What the task asks >> Copy each record exactly as it reads, leaving out any pictures it holds.

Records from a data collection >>
* start *

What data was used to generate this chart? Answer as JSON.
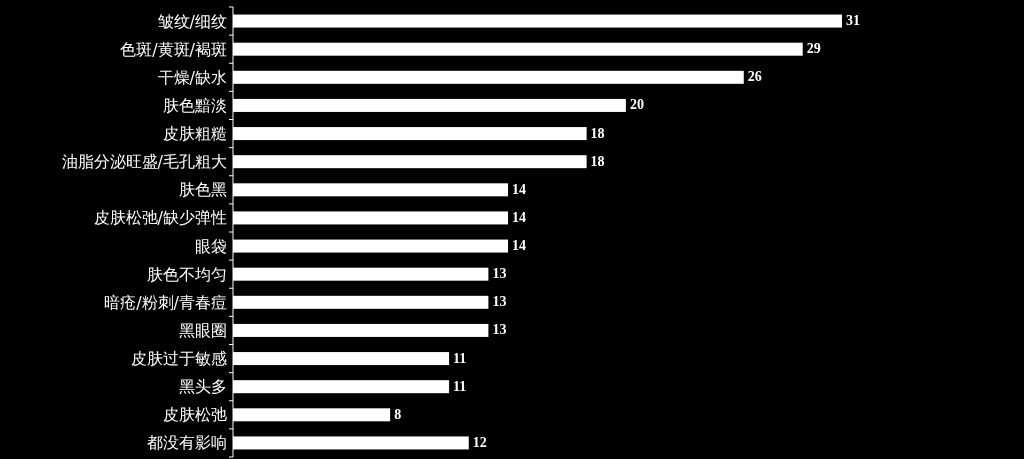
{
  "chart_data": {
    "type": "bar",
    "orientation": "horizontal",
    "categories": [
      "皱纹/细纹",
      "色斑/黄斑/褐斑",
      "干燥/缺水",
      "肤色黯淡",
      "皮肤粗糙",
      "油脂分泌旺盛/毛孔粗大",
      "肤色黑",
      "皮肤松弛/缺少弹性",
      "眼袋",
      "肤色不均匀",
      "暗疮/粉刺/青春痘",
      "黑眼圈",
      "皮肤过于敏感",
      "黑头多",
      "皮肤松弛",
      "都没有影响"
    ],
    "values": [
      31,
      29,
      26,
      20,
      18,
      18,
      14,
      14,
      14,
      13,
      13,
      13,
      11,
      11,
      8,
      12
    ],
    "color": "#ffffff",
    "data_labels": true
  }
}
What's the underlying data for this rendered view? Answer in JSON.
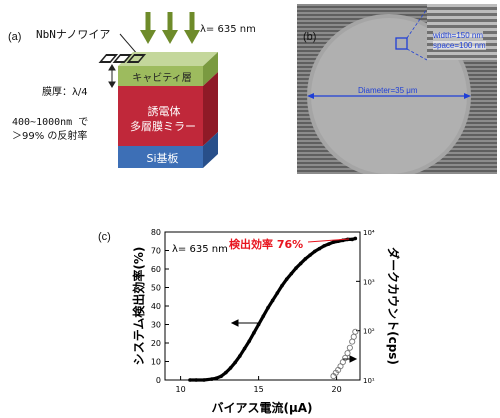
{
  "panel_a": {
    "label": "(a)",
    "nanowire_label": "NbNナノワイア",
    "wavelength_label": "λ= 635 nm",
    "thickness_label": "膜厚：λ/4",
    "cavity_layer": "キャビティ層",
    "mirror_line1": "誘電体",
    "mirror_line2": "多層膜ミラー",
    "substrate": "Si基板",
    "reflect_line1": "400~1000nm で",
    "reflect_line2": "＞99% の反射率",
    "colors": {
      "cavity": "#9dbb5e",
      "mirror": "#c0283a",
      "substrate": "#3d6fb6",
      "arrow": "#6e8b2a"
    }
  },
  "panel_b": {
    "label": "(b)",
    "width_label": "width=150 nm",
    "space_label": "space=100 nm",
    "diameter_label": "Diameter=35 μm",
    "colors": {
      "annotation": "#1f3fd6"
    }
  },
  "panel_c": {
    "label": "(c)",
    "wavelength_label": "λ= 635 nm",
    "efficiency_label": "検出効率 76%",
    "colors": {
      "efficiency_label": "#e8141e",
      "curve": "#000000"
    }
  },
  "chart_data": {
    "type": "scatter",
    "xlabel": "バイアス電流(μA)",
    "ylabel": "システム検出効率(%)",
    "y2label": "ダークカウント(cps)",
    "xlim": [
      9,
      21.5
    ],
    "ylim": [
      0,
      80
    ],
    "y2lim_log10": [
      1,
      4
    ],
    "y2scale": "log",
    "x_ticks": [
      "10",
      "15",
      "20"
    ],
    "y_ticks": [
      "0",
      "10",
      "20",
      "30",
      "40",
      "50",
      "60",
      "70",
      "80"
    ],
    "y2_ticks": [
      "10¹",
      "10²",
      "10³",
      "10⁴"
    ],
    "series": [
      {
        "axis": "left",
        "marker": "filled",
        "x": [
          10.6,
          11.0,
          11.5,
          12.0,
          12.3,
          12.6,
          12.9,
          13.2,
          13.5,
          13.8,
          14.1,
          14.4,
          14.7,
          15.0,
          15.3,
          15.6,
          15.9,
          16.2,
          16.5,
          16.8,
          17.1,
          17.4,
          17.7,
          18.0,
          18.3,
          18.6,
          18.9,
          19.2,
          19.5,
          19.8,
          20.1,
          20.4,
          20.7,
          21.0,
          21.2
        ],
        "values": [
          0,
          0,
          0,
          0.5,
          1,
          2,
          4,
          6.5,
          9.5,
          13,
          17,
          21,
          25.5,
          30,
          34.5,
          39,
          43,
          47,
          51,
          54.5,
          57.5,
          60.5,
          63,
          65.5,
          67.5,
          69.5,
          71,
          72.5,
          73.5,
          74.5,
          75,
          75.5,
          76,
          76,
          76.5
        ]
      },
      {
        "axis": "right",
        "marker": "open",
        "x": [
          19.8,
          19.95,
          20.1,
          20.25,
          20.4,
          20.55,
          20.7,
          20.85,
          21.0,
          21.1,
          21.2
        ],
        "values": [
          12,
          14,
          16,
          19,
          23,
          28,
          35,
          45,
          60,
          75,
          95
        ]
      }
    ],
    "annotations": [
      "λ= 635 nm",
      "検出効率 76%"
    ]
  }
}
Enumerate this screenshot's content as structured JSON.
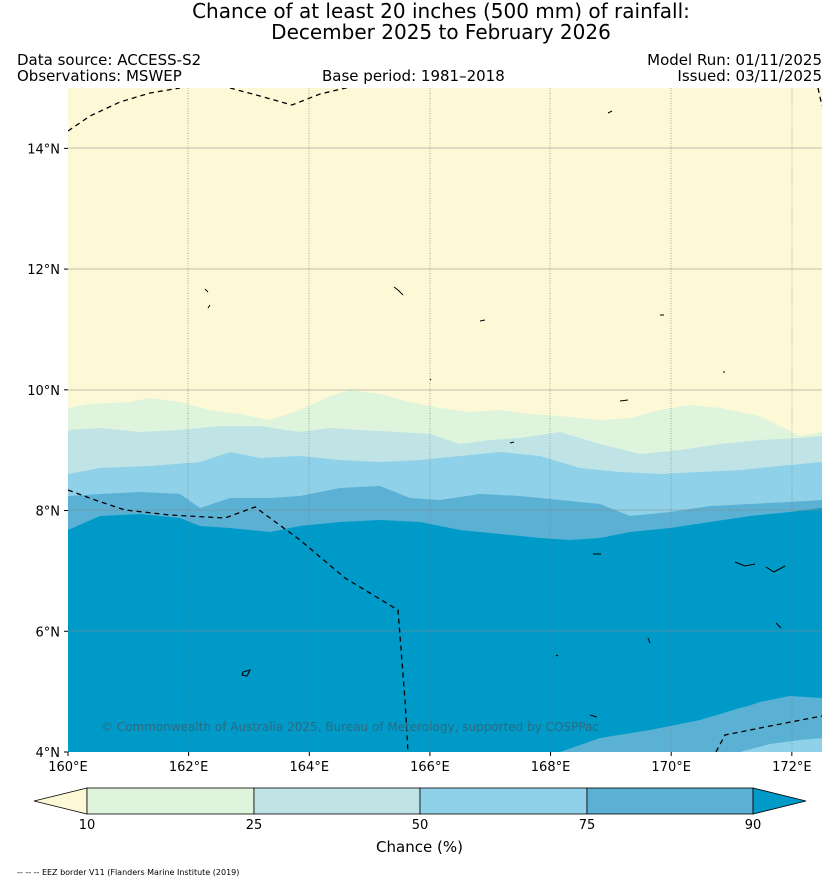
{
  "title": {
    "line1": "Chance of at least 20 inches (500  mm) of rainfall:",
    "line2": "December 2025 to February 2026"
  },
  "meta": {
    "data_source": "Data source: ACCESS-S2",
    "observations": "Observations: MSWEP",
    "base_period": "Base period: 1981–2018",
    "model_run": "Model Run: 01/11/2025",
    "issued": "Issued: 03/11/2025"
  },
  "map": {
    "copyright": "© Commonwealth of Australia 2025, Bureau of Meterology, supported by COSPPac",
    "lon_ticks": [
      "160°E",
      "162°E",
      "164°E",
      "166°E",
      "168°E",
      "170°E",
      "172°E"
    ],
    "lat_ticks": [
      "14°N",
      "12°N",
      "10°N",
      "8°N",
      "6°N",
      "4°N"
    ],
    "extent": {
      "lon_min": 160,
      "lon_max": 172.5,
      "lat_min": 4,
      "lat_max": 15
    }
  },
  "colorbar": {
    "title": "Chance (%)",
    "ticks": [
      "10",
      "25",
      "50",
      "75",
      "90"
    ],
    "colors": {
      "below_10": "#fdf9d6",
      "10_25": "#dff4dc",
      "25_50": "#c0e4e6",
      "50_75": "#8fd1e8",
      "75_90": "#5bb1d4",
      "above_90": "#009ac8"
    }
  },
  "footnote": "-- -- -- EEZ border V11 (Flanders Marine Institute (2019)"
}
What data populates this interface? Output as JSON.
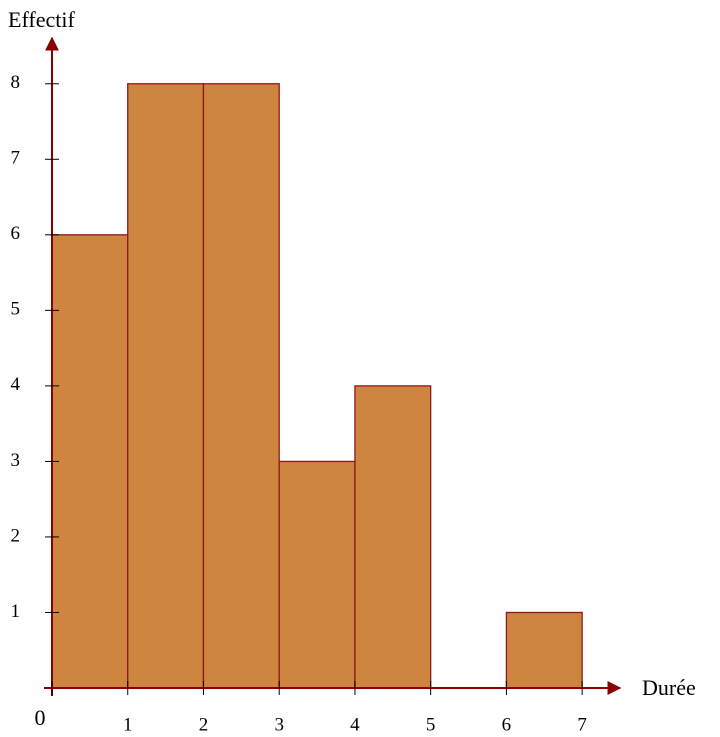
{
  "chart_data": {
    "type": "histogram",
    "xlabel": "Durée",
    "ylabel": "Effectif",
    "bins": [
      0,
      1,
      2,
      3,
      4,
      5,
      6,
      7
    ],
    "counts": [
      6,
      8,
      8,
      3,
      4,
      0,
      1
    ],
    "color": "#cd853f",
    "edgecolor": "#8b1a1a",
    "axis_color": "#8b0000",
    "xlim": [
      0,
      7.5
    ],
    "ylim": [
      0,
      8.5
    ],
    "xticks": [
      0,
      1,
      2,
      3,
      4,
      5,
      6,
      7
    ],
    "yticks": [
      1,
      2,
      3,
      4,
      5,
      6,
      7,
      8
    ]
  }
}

* end *

Answer >>
What data was used to generate this chart? Answer as JSON.
{
  "chart_data": {
    "type": "bar",
    "orientation": "horizontal",
    "categories": [
      "皱纹/细纹",
      "色斑/黄斑/褐斑",
      "干燥/缺水",
      "肤色黯淡",
      "皮肤粗糙",
      "油脂分泌旺盛/毛孔粗大",
      "肤色黑",
      "皮肤松弛/缺少弹性",
      "眼袋",
      "肤色不均匀",
      "暗疮/粉刺/青春痘",
      "黑眼圈",
      "皮肤过于敏感",
      "黑头多",
      "皮肤松弛",
      "都没有影响"
    ],
    "values": [
      31,
      29,
      26,
      20,
      18,
      18,
      14,
      14,
      14,
      13,
      13,
      13,
      11,
      11,
      8,
      12
    ],
    "color": "#ffffff",
    "data_labels": true
  }
}
What's the underlying data for this rendered view? Answer in JSON.
{
  "panel_a": {
    "label": "(a)",
    "nanowire_label": "NbNナノワイア",
    "wavelength_label": "λ= 635 nm",
    "thickness_label": "膜厚：λ/4",
    "cavity_layer": "キャビティ層",
    "mirror_line1": "誘電体",
    "mirror_line2": "多層膜ミラー",
    "substrate": "Si基板",
    "reflect_line1": "400~1000nm で",
    "reflect_line2": "＞99% の反射率",
    "colors": {
      "cavity": "#9dbb5e",
      "mirror": "#c0283a",
      "substrate": "#3d6fb6",
      "arrow": "#6e8b2a"
    }
  },
  "panel_b": {
    "label": "(b)",
    "width_label": "width=150 nm",
    "space_label": "space=100 nm",
    "diameter_label": "Diameter=35 μm",
    "colors": {
      "annotation": "#1f3fd6"
    }
  },
  "panel_c": {
    "label": "(c)",
    "wavelength_label": "λ= 635 nm",
    "efficiency_label": "検出効率 76%",
    "colors": {
      "efficiency_label": "#e8141e",
      "curve": "#000000"
    }
  },
  "chart_data": {
    "type": "scatter",
    "xlabel": "バイアス電流(μA)",
    "ylabel": "システム検出効率(%)",
    "y2label": "ダークカウント(cps)",
    "xlim": [
      9,
      21.5
    ],
    "ylim": [
      0,
      80
    ],
    "y2lim_log10": [
      1,
      4
    ],
    "y2scale": "log",
    "x_ticks": [
      "10",
      "15",
      "20"
    ],
    "y_ticks": [
      "0",
      "10",
      "20",
      "30",
      "40",
      "50",
      "60",
      "70",
      "80"
    ],
    "y2_ticks": [
      "10¹",
      "10²",
      "10³",
      "10⁴"
    ],
    "series": [
      {
        "axis": "left",
        "marker": "filled",
        "x": [
          10.6,
          11.0,
          11.5,
          12.0,
          12.3,
          12.6,
          12.9,
          13.2,
          13.5,
          13.8,
          14.1,
          14.4,
          14.7,
          15.0,
          15.3,
          15.6,
          15.9,
          16.2,
          16.5,
          16.8,
          17.1,
          17.4,
          17.7,
          18.0,
          18.3,
          18.6,
          18.9,
          19.2,
          19.5,
          19.8,
          20.1,
          20.4,
          20.7,
          21.0,
          21.2
        ],
        "values": [
          0,
          0,
          0,
          0.5,
          1,
          2,
          4,
          6.5,
          9.5,
          13,
          17,
          21,
          25.5,
          30,
          34.5,
          39,
          43,
          47,
          51,
          54.5,
          57.5,
          60.5,
          63,
          65.5,
          67.5,
          69.5,
          71,
          72.5,
          73.5,
          74.5,
          75,
          75.5,
          76,
          76,
          76.5
        ]
      },
      {
        "axis": "right",
        "marker": "open",
        "x": [
          19.8,
          19.95,
          20.1,
          20.25,
          20.4,
          20.55,
          20.7,
          20.85,
          21.0,
          21.1,
          21.2
        ],
        "values": [
          12,
          14,
          16,
          19,
          23,
          28,
          35,
          45,
          60,
          75,
          95
        ]
      }
    ],
    "annotations": [
      "λ= 635 nm",
      "検出効率 76%"
    ]
  }
}
Enumerate this screenshot's content as structured JSON.
{
  "title": {
    "line1": "Chance of at least 20 inches (500  mm) of rainfall:",
    "line2": "December 2025 to February 2026"
  },
  "meta": {
    "data_source": "Data source: ACCESS-S2",
    "observations": "Observations: MSWEP",
    "base_period": "Base period: 1981–2018",
    "model_run": "Model Run: 01/11/2025",
    "issued": "Issued: 03/11/2025"
  },
  "map": {
    "copyright": "© Commonwealth of Australia 2025, Bureau of Meterology, supported by COSPPac",
    "lon_ticks": [
      "160°E",
      "162°E",
      "164°E",
      "166°E",
      "168°E",
      "170°E",
      "172°E"
    ],
    "lat_ticks": [
      "14°N",
      "12°N",
      "10°N",
      "8°N",
      "6°N",
      "4°N"
    ],
    "extent": {
      "lon_min": 160,
      "lon_max": 172.5,
      "lat_min": 4,
      "lat_max": 15
    }
  },
  "colorbar": {
    "title": "Chance (%)",
    "ticks": [
      "10",
      "25",
      "50",
      "75",
      "90"
    ],
    "colors": {
      "below_10": "#fdf9d6",
      "10_25": "#dff4dc",
      "25_50": "#c0e4e6",
      "50_75": "#8fd1e8",
      "75_90": "#5bb1d4",
      "above_90": "#009ac8"
    }
  },
  "footnote": "-- -- -- EEZ border V11 (Flanders Marine Institute (2019)"
}
What data populates this interface? Output as JSON.
{
  "chart_data": {
    "type": "histogram",
    "xlabel": "Durée",
    "ylabel": "Effectif",
    "bins": [
      0,
      1,
      2,
      3,
      4,
      5,
      6,
      7
    ],
    "counts": [
      6,
      8,
      8,
      3,
      4,
      0,
      1
    ],
    "color": "#cd853f",
    "edgecolor": "#8b1a1a",
    "axis_color": "#8b0000",
    "xlim": [
      0,
      7.5
    ],
    "ylim": [
      0,
      8.5
    ],
    "xticks": [
      0,
      1,
      2,
      3,
      4,
      5,
      6,
      7
    ],
    "yticks": [
      1,
      2,
      3,
      4,
      5,
      6,
      7,
      8
    ]
  }
}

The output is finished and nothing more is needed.